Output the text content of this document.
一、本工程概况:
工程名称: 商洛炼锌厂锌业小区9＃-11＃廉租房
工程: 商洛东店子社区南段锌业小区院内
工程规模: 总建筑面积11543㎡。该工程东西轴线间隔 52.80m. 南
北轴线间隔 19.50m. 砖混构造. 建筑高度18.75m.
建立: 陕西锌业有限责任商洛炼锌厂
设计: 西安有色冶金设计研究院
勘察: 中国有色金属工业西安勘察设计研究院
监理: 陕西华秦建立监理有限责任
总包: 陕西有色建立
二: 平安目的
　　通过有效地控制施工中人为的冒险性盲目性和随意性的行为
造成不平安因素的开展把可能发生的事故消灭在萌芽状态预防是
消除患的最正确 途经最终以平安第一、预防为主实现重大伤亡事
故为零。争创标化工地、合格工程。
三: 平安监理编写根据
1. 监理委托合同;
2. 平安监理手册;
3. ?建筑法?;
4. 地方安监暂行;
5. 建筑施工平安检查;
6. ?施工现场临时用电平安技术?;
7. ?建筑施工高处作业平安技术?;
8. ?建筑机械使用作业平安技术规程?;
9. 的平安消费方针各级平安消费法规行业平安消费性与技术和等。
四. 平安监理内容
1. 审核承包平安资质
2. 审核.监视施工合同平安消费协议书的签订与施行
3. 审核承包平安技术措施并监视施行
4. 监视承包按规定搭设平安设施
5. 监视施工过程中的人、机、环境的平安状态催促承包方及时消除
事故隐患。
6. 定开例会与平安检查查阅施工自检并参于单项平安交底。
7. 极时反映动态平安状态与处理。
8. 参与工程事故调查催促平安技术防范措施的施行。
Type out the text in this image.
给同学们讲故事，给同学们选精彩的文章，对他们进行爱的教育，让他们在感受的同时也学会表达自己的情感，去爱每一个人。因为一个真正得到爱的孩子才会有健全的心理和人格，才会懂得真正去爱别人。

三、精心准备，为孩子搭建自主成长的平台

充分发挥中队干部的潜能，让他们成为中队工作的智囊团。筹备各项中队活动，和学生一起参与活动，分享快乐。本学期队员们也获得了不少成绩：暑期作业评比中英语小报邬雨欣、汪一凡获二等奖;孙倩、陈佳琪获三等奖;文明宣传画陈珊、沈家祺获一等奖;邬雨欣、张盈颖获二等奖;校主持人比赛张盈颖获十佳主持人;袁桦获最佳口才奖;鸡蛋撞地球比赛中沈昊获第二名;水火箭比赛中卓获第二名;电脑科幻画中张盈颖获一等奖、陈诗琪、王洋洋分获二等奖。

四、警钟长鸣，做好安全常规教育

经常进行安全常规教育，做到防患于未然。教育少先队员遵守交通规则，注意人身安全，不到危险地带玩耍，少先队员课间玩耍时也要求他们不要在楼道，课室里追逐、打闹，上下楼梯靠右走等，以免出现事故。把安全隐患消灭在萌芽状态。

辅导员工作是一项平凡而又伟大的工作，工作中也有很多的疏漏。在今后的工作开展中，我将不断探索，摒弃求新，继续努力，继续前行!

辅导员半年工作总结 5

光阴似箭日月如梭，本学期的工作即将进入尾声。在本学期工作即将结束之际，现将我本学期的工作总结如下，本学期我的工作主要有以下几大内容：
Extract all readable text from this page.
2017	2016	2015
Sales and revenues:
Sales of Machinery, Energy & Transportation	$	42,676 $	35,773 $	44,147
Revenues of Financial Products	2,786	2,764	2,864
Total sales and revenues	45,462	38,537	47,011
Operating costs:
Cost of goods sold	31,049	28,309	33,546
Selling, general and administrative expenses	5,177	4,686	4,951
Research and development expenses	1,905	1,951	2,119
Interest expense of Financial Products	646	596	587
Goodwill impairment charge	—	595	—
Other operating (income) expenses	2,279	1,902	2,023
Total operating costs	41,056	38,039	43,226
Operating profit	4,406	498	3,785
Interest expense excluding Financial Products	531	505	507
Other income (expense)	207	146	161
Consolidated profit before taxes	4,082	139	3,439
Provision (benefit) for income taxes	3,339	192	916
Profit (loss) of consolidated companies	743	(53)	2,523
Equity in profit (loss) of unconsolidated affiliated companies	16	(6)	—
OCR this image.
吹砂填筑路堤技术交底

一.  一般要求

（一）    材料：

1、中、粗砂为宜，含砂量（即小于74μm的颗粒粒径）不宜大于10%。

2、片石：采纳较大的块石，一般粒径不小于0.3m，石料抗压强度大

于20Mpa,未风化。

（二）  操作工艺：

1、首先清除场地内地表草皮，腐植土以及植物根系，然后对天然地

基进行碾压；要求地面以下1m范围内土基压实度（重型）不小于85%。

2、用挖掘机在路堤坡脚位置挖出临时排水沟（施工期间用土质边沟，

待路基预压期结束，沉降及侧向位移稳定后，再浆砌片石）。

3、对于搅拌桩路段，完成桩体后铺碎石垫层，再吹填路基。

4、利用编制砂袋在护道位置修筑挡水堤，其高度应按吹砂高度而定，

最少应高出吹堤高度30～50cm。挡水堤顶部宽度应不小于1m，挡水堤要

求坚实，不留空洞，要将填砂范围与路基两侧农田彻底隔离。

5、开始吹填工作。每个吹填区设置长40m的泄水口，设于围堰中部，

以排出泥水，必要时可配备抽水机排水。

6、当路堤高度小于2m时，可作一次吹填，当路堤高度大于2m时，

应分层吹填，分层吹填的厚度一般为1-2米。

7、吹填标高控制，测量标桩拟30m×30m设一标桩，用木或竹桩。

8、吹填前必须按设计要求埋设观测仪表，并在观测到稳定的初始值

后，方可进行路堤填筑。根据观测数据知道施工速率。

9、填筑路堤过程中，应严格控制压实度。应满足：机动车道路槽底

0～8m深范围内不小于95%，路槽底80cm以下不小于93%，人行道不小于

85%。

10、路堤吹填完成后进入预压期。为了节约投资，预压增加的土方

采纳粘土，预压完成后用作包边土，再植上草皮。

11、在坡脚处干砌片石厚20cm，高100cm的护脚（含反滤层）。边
----
Look for "income" and pull out every line that has it.

Other operating (income) expenses	2,279	1,902	2,023
Other income (expense)	207	146	161
Provision (benefit) for income taxes	3,339	192	916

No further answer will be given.